**Task prompt**.
Repeat all of the material exactly as given.
[start of Material for the task]
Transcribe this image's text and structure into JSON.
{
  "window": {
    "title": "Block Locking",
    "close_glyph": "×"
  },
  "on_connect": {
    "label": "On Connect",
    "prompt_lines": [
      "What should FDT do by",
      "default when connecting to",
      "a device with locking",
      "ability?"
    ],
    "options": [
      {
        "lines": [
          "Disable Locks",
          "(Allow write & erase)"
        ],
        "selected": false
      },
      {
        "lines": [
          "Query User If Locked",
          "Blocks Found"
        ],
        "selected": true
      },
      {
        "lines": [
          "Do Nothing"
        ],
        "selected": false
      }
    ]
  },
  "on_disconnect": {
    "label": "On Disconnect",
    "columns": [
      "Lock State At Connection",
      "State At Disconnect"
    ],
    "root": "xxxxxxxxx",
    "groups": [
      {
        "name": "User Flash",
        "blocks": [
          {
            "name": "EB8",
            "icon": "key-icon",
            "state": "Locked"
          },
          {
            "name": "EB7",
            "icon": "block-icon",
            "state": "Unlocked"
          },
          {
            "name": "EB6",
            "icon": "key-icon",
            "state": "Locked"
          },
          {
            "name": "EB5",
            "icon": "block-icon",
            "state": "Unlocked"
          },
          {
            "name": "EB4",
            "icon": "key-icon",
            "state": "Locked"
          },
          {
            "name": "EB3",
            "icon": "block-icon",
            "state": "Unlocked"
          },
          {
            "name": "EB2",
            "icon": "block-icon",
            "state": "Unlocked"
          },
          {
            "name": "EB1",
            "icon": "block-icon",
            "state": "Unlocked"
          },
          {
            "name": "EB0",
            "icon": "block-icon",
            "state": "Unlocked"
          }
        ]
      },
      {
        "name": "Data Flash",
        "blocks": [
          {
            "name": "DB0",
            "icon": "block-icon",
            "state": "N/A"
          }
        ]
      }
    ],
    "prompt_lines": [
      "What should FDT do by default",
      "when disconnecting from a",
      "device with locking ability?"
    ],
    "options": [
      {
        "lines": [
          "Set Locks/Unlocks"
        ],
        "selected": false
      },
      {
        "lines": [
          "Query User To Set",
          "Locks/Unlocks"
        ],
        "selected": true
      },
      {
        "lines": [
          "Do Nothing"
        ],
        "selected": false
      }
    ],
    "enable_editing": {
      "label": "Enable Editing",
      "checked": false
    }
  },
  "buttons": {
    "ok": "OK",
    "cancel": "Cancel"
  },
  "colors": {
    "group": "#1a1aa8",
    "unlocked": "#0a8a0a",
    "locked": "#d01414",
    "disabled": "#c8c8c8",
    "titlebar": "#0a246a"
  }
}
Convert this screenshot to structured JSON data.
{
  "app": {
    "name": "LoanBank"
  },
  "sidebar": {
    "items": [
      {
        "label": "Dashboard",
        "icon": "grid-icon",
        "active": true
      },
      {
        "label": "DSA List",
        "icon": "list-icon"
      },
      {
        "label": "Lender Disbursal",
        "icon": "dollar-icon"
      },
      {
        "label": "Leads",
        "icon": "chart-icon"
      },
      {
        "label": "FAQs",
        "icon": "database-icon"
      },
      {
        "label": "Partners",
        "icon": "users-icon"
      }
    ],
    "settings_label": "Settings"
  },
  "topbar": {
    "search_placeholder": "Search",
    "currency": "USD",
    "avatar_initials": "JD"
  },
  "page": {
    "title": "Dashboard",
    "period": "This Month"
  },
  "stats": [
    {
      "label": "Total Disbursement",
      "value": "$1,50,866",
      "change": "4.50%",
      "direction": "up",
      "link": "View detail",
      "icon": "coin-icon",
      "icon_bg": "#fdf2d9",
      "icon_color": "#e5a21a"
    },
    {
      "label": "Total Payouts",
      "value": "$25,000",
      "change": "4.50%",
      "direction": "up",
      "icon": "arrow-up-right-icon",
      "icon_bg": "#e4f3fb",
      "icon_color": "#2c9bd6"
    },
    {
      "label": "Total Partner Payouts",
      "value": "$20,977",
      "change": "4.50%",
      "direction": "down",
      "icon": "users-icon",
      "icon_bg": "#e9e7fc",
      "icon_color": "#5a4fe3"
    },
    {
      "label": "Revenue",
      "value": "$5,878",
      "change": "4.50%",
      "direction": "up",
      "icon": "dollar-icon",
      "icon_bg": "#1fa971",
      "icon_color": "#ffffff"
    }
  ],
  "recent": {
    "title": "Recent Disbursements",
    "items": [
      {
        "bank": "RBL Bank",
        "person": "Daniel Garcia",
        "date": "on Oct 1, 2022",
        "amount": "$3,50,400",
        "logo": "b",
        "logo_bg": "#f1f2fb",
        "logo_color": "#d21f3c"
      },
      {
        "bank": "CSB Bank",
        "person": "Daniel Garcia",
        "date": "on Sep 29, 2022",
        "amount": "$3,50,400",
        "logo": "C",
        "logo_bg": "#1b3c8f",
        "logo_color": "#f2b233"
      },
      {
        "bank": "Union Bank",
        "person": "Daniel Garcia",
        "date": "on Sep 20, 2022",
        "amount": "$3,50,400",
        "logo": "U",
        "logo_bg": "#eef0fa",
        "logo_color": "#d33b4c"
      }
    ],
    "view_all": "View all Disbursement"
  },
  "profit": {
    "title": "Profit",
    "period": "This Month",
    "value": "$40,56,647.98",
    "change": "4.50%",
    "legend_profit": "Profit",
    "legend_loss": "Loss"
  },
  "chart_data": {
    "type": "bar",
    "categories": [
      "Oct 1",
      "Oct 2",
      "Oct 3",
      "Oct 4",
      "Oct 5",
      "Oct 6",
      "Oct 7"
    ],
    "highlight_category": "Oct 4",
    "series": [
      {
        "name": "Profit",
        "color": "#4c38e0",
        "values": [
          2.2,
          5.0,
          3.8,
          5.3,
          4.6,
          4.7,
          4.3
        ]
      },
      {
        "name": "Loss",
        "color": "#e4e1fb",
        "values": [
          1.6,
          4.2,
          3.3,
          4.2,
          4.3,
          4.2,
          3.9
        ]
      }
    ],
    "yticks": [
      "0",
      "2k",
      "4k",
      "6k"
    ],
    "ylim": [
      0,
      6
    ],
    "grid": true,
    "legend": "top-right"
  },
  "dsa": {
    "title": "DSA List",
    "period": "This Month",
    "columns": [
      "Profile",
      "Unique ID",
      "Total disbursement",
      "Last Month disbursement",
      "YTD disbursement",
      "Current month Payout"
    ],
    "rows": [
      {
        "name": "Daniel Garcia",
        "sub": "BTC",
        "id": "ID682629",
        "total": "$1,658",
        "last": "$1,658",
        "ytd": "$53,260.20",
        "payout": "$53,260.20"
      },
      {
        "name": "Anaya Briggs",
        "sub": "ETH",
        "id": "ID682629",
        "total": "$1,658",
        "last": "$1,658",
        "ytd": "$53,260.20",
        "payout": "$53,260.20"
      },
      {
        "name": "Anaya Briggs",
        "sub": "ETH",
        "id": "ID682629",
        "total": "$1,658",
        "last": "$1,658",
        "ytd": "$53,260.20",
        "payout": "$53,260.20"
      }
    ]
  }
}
[end of Material for the task]
**Task response**.
Transcribe this image's text and structure into JSON.
{
  "window": {
    "title": "Block Locking",
    "close_glyph": "×"
  },
  "on_connect": {
    "label": "On Connect",
    "prompt_lines": [
      "What should FDT do by",
      "default when connecting to",
      "a device with locking",
      "ability?"
    ],
    "options": [
      {
        "lines": [
          "Disable Locks",
          "(Allow write & erase)"
        ],
        "selected": false
      },
      {
        "lines": [
          "Query User If Locked",
          "Blocks Found"
        ],
        "selected": true
      },
      {
        "lines": [
          "Do Nothing"
        ],
        "selected": false
      }
    ]
  },
  "on_disconnect": {
    "label": "On Disconnect",
    "columns": [
      "Lock State At Connection",
      "State At Disconnect"
    ],
    "root": "xxxxxxxxx",
    "groups": [
      {
        "name": "User Flash",
        "blocks": [
          {
            "name": "EB8",
            "icon": "key-icon",
            "state": "Locked"
          },
          {
            "name": "EB7",
            "icon": "block-icon",
            "state": "Unlocked"
          },
          {
            "name": "EB6",
            "icon": "key-icon",
            "state": "Locked"
          },
          {
            "name": "EB5",
            "icon": "block-icon",
            "state": "Unlocked"
          },
          {
            "name": "EB4",
            "icon": "key-icon",
            "state": "Locked"
          },
          {
            "name": "EB3",
            "icon": "block-icon",
            "state": "Unlocked"
          },
          {
            "name": "EB2",
            "icon": "block-icon",
            "state": "Unlocked"
          },
          {
            "name": "EB1",
            "icon": "block-icon",
            "state": "Unlocked"
          },
          {
            "name": "EB0",
            "icon": "block-icon",
            "state": "Unlocked"
          }
        ]
      },
      {
        "name": "Data Flash",
        "blocks": [
          {
            "name": "DB0",
            "icon": "block-icon",
            "state": "N/A"
          }
        ]
      }
    ],
    "prompt_lines": [
      "What should FDT do by default",
      "when disconnecting from a",
      "device with locking ability?"
    ],
    "options": [
      {
        "lines": [
          "Set Locks/Unlocks"
        ],
        "selected": false
      },
      {
        "lines": [
          "Query User To Set",
          "Locks/Unlocks"
        ],
        "selected": true
      },
      {
        "lines": [
          "Do Nothing"
        ],
        "selected": false
      }
    ],
    "enable_editing": {
      "label": "Enable Editing",
      "checked": false
    }
  },
  "buttons": {
    "ok": "OK",
    "cancel": "Cancel"
  },
  "colors": {
    "group": "#1a1aa8",
    "unlocked": "#0a8a0a",
    "locked": "#d01414",
    "disabled": "#c8c8c8",
    "titlebar": "#0a246a"
  }
}
Convert this screenshot to structured JSON data.
{
  "app": {
    "name": "LoanBank"
  },
  "sidebar": {
    "items": [
      {
        "label": "Dashboard",
        "icon": "grid-icon",
        "active": true
      },
      {
        "label": "DSA List",
        "icon": "list-icon"
      },
      {
        "label": "Lender Disbursal",
        "icon": "dollar-icon"
      },
      {
        "label": "Leads",
        "icon": "chart-icon"
      },
      {
        "label": "FAQs",
        "icon": "database-icon"
      },
      {
        "label": "Partners",
        "icon": "users-icon"
      }
    ],
    "settings_label": "Settings"
  },
  "topbar": {
    "search_placeholder": "Search",
    "currency": "USD",
    "avatar_initials": "JD"
  },
  "page": {
    "title": "Dashboard",
    "period": "This Month"
  },
  "stats": [
    {
      "label": "Total Disbursement",
      "value": "$1,50,866",
      "change": "4.50%",
      "direction": "up",
      "link": "View detail",
      "icon": "coin-icon",
      "icon_bg": "#fdf2d9",
      "icon_color": "#e5a21a"
    },
    {
      "label": "Total Payouts",
      "value": "$25,000",
      "change": "4.50%",
      "direction": "up",
      "icon": "arrow-up-right-icon",
      "icon_bg": "#e4f3fb",
      "icon_color": "#2c9bd6"
    },
    {
      "label": "Total Partner Payouts",
      "value": "$20,977",
      "change": "4.50%",
      "direction": "down",
      "icon": "users-icon",
      "icon_bg": "#e9e7fc",
      "icon_color": "#5a4fe3"
    },
    {
      "label": "Revenue",
      "value": "$5,878",
      "change": "4.50%",
      "direction": "up",
      "icon": "dollar-icon",
      "icon_bg": "#1fa971",
      "icon_color": "#ffffff"
    }
  ],
  "recent": {
    "title": "Recent Disbursements",
    "items": [
      {
        "bank": "RBL Bank",
        "person": "Daniel Garcia",
        "date": "on Oct 1, 2022",
        "amount": "$3,50,400",
        "logo": "b",
        "logo_bg": "#f1f2fb",
        "logo_color": "#d21f3c"
      },
      {
        "bank": "CSB Bank",
        "person": "Daniel Garcia",
        "date": "on Sep 29, 2022",
        "amount": "$3,50,400",
        "logo": "C",
        "logo_bg": "#1b3c8f",
        "logo_color": "#f2b233"
      },
      {
        "bank": "Union Bank",
        "person": "Daniel Garcia",
        "date": "on Sep 20, 2022",
        "amount": "$3,50,400",
        "logo": "U",
        "logo_bg": "#eef0fa",
        "logo_color": "#d33b4c"
      }
    ],
    "view_all": "View all Disbursement"
  },
  "profit": {
    "title": "Profit",
    "period": "This Month",
    "value": "$40,56,647.98",
    "change": "4.50%",
    "legend_profit": "Profit",
    "legend_loss": "Loss"
  },
  "chart_data": {
    "type": "bar",
    "categories": [
      "Oct 1",
      "Oct 2",
      "Oct 3",
      "Oct 4",
      "Oct 5",
      "Oct 6",
      "Oct 7"
    ],
    "highlight_category": "Oct 4",
    "series": [
      {
        "name": "Profit",
        "color": "#4c38e0",
        "values": [
          2.2,
          5.0,
          3.8,
          5.3,
          4.6,
          4.7,
          4.3
        ]
      },
      {
        "name": "Loss",
        "color": "#e4e1fb",
        "values": [
          1.6,
          4.2,
          3.3,
          4.2,
          4.3,
          4.2,
          3.9
        ]
      }
    ],
    "yticks": [
      "0",
      "2k",
      "4k",
      "6k"
    ],
    "ylim": [
      0,
      6
    ],
    "grid": true,
    "legend": "top-right"
  },
  "dsa": {
    "title": "DSA List",
    "period": "This Month",
    "columns": [
      "Profile",
      "Unique ID",
      "Total disbursement",
      "Last Month disbursement",
      "YTD disbursement",
      "Current month Payout"
    ],
    "rows": [
      {
        "name": "Daniel Garcia",
        "sub": "BTC",
        "id": "ID682629",
        "total": "$1,658",
        "last": "$1,658",
        "ytd": "$53,260.20",
        "payout": "$53,260.20"
      },
      {
        "name": "Anaya Briggs",
        "sub": "ETH",
        "id": "ID682629",
        "total": "$1,658",
        "last": "$1,658",
        "ytd": "$53,260.20",
        "payout": "$53,260.20"
      },
      {
        "name": "Anaya Briggs",
        "sub": "ETH",
        "id": "ID682629",
        "total": "$1,658",
        "last": "$1,658",
        "ytd": "$53,260.20",
        "payout": "$53,260.20"
      }
    ]
  }
}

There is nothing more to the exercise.